_Short exercise:_
Copy out the lines that include the word "described".

○ ○ ○ ○ ○

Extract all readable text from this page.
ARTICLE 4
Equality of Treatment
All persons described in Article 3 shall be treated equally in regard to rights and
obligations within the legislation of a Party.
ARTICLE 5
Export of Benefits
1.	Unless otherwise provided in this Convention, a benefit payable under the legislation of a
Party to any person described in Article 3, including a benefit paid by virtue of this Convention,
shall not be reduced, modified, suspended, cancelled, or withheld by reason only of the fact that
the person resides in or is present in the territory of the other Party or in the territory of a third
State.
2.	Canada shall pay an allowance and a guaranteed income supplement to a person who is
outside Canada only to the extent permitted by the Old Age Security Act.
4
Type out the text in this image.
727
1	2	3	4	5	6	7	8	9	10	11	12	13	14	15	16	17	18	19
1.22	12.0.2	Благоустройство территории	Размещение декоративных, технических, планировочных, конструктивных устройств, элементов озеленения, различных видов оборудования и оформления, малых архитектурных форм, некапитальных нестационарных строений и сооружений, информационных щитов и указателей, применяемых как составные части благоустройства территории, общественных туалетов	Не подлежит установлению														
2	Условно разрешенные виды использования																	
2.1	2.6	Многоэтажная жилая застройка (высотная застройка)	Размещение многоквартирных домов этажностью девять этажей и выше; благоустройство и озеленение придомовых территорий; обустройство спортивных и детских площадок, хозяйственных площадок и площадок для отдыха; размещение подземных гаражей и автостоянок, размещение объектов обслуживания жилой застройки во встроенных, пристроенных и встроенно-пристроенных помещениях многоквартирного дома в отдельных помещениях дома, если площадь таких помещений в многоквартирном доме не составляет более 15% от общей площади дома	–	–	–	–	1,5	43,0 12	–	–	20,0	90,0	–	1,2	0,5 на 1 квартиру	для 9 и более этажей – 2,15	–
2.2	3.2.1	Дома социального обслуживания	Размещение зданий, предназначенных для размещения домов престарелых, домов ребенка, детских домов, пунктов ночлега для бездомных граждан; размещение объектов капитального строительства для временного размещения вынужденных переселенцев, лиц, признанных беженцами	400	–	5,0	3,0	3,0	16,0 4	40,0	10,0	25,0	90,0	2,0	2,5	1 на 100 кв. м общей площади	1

○ ○ ○ ○ ○

_Solution:_
All persons described in Article 3 shall be treated equally in regard to rights and
Party to any person described in Article 3, including a benefit paid by virtue of this Convention,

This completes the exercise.